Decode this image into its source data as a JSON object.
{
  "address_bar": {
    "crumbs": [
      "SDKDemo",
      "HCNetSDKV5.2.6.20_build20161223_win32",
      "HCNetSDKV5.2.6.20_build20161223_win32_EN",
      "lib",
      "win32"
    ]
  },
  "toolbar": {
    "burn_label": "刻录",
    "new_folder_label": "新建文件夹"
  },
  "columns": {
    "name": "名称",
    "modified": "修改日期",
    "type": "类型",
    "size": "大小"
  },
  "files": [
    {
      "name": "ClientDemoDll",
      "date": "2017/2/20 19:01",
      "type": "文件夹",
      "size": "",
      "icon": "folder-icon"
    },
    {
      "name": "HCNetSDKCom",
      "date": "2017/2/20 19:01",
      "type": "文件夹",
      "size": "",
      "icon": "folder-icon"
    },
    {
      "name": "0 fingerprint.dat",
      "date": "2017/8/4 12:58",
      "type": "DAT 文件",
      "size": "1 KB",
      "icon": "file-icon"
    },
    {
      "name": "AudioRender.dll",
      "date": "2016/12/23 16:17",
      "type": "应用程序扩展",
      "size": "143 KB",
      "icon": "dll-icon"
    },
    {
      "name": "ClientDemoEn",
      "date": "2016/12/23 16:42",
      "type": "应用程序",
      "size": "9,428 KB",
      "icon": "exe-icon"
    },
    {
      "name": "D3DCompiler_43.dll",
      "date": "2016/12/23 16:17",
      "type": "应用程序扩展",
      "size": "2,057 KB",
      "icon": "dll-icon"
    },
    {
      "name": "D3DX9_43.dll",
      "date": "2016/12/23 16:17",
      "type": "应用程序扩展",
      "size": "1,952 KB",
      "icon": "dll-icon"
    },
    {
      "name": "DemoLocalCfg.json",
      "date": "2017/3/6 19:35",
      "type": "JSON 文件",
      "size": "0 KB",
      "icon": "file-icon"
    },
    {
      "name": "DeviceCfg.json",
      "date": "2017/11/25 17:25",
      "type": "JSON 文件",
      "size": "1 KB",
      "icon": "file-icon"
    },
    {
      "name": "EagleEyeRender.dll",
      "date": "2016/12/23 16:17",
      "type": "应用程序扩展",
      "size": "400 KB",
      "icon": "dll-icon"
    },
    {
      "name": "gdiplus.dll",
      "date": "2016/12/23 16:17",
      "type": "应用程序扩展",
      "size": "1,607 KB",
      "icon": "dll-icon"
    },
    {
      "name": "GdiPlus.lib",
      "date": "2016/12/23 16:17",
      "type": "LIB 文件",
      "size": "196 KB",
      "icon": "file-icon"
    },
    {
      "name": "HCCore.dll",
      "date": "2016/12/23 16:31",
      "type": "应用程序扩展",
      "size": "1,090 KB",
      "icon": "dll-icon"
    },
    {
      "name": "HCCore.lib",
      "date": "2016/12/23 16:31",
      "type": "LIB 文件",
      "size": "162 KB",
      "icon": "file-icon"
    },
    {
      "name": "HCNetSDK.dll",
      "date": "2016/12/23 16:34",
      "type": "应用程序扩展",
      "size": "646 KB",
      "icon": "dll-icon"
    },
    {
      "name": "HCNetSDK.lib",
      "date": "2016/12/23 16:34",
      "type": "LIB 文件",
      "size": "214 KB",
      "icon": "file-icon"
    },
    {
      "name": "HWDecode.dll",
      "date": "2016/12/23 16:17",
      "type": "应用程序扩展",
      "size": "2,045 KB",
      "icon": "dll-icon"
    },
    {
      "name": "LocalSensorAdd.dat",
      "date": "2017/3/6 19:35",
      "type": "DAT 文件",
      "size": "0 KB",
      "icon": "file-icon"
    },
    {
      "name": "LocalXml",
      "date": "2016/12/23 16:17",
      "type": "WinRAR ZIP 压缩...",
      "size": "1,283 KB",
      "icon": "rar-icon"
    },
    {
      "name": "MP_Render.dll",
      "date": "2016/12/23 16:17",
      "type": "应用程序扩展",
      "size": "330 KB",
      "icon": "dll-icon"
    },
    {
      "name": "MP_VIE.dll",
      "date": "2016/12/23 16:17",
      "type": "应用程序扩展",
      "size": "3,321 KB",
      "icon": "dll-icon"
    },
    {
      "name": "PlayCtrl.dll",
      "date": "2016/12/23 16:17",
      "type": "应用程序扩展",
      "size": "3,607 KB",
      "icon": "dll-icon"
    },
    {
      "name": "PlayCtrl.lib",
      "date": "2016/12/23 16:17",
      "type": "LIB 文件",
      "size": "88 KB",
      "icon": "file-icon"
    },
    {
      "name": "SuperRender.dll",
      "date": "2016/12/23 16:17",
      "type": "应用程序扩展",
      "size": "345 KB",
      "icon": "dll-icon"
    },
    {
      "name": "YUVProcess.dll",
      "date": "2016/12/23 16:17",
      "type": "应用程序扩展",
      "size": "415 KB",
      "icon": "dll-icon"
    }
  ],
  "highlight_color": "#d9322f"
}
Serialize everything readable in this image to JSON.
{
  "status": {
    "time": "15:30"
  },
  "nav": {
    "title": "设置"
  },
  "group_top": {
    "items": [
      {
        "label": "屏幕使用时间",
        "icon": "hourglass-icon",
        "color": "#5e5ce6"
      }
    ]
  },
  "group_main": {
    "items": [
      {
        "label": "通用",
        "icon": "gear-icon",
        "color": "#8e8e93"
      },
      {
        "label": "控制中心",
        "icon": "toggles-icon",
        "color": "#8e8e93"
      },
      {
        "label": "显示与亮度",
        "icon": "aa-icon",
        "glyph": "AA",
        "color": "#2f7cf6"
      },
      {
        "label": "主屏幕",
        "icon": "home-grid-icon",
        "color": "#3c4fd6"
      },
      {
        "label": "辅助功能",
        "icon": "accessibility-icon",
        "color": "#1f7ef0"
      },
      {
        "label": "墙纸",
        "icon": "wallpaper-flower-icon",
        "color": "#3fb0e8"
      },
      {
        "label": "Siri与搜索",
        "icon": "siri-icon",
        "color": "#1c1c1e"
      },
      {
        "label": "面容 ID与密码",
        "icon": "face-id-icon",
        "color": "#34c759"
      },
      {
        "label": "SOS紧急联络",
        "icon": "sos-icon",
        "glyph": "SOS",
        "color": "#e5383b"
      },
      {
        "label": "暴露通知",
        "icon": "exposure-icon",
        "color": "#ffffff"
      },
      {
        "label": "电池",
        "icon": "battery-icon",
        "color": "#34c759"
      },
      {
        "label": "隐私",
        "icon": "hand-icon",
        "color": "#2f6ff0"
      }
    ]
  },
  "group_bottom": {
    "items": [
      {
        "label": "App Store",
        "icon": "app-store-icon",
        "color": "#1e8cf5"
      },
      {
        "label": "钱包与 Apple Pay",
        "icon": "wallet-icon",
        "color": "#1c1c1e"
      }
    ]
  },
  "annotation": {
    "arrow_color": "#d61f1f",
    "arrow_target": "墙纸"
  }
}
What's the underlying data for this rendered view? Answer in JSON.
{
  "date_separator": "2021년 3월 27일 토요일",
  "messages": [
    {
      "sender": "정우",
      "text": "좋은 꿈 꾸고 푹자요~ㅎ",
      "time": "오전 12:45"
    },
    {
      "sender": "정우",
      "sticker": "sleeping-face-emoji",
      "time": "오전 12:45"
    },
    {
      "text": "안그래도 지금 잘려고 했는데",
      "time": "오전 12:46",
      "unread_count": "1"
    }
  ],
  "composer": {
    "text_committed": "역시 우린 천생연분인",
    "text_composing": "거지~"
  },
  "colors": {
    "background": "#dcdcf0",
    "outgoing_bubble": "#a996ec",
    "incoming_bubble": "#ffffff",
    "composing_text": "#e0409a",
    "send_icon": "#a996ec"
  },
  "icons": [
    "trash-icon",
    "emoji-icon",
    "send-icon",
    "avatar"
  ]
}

(WHAT IS REQUIRED) Which lines above contain "time"? Show each of them.

(EXERCISE RESULT)
    "time": "15:30"
      "time": "오전 12:45"
      "time": "오전 12:45"
      "time": "오전 12:46",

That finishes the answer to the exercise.